begin TASK DATA

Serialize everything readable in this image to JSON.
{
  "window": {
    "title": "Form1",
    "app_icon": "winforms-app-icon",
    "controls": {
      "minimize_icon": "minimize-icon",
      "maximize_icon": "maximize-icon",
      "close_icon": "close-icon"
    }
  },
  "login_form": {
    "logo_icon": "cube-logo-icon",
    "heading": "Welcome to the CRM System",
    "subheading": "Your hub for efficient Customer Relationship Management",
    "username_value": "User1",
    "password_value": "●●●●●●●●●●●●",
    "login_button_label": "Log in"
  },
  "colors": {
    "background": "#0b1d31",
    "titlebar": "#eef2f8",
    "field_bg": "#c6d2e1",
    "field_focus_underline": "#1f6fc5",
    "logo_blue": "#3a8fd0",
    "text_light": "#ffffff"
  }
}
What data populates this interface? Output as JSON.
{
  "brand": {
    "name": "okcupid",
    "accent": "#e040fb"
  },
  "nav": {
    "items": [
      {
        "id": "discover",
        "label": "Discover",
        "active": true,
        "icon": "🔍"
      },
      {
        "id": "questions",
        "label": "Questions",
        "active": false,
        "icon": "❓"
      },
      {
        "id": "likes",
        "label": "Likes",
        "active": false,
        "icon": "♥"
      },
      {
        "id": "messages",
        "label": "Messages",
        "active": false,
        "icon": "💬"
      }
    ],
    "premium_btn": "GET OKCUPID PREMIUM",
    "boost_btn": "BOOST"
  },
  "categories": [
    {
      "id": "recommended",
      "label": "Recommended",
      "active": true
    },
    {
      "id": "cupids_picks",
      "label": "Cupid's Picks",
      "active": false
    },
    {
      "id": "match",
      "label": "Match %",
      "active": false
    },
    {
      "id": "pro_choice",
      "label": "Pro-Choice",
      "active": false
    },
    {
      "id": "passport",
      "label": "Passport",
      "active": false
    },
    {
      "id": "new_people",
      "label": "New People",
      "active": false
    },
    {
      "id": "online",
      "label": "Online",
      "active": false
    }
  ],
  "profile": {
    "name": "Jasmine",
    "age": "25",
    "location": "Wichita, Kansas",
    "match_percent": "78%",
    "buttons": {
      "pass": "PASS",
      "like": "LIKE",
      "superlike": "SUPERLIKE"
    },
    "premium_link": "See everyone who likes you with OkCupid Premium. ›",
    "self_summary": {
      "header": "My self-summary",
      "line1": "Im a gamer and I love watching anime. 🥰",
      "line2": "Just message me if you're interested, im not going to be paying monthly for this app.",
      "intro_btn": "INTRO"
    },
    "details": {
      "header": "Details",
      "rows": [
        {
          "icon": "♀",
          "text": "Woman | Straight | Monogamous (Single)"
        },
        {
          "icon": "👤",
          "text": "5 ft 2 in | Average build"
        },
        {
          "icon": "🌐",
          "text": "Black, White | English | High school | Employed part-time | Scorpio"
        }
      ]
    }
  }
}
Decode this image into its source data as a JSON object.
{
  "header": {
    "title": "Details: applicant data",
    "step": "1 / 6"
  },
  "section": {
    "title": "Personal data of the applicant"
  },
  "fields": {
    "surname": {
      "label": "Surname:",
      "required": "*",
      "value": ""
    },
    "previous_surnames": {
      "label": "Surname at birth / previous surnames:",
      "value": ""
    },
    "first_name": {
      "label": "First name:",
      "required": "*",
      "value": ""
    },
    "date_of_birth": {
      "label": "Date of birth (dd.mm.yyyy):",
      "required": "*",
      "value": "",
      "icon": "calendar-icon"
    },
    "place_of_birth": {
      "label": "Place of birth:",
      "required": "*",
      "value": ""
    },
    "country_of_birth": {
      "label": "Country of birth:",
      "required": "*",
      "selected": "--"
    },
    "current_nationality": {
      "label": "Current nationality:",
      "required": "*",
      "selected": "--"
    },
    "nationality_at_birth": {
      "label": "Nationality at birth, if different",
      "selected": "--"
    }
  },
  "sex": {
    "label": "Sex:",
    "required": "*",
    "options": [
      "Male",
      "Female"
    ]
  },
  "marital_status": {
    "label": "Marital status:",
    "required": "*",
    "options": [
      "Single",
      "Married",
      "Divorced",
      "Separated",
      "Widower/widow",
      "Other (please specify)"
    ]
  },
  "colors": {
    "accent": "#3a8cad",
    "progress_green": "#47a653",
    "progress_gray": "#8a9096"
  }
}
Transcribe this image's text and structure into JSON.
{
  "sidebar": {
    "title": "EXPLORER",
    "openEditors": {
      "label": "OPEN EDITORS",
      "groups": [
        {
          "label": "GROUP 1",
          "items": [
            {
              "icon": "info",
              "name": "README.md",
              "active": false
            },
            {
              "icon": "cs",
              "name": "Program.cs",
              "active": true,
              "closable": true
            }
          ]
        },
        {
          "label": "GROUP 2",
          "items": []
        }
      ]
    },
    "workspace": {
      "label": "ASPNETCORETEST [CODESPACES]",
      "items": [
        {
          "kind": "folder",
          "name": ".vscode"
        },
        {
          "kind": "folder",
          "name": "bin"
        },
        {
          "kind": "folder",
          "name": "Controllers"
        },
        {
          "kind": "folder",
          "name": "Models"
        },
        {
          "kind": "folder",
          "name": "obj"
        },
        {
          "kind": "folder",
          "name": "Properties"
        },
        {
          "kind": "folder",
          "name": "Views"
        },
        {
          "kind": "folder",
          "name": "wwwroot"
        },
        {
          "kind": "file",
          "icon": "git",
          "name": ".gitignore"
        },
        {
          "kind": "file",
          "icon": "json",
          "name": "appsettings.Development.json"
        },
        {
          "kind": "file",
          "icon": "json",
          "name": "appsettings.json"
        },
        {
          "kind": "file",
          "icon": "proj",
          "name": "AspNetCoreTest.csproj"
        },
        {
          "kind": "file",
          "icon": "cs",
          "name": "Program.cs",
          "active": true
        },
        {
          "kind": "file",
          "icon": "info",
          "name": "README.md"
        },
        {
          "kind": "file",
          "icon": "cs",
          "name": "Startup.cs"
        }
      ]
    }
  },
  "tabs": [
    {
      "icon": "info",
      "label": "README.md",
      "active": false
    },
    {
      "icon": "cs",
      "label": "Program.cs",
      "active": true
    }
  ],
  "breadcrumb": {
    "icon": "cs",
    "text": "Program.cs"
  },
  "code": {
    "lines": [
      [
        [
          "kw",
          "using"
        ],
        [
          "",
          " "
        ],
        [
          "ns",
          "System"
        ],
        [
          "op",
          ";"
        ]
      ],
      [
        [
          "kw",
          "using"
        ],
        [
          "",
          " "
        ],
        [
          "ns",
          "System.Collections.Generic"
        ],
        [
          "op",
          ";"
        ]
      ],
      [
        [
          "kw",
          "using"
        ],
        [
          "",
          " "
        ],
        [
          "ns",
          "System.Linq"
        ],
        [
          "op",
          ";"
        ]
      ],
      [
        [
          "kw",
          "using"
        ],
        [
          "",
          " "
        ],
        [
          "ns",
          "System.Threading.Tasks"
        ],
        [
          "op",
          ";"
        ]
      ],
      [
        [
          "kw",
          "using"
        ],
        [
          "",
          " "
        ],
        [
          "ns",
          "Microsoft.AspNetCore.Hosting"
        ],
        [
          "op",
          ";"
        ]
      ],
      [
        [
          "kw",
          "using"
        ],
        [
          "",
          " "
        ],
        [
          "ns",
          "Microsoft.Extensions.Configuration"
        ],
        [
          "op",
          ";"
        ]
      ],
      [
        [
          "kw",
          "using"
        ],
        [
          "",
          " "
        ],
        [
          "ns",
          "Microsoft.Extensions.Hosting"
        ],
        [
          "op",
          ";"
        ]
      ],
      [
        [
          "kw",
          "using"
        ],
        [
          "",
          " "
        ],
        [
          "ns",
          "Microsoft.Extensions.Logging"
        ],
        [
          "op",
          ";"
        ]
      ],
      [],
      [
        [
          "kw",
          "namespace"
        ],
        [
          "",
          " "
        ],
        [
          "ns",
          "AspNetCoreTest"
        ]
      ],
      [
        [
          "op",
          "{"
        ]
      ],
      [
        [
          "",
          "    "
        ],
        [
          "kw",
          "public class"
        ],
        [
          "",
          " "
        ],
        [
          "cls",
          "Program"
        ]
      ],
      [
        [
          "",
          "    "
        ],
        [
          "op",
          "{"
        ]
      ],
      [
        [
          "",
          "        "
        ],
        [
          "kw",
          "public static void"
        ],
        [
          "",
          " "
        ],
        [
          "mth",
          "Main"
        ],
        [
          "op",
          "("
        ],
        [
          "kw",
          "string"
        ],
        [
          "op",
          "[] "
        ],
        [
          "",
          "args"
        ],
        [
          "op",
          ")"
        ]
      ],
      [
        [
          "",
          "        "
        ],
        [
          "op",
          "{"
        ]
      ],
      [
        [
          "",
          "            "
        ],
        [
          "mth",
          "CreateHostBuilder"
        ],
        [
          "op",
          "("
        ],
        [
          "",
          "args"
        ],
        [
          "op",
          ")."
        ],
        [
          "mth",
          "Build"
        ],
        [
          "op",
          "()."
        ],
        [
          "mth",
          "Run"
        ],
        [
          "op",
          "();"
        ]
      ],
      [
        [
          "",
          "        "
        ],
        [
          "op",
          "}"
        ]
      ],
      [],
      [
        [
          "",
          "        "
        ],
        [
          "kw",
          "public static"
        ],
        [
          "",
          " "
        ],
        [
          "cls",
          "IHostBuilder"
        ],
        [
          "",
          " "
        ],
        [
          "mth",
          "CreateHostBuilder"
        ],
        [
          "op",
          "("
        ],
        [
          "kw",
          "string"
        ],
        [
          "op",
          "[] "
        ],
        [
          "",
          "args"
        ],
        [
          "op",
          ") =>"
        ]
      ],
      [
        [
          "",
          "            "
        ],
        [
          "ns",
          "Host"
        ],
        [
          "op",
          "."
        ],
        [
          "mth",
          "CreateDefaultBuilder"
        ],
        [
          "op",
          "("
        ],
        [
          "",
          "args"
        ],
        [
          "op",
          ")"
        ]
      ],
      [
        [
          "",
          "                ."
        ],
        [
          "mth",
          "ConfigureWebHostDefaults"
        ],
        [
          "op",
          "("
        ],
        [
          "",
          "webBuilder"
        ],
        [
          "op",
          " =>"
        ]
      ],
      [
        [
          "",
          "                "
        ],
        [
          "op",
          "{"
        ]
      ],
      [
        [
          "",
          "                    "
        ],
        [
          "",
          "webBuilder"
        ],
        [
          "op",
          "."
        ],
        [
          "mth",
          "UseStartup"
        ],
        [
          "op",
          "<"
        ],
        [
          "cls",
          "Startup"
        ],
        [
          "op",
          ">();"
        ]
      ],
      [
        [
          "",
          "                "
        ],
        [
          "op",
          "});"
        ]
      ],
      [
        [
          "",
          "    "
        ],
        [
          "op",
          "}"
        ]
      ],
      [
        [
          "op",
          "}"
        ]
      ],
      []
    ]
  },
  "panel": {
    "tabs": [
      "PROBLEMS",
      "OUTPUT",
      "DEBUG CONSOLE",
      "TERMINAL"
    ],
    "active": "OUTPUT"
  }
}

end TASK DATA

- EXERCISE REQUIREMENTS -
Go through the records above and copy every line with the word "true".

- RESULT OF THIS EXERCISE -
        "active": true,
      "active": true
              "active": true,
              "closable": true
          "active": true
      "active": true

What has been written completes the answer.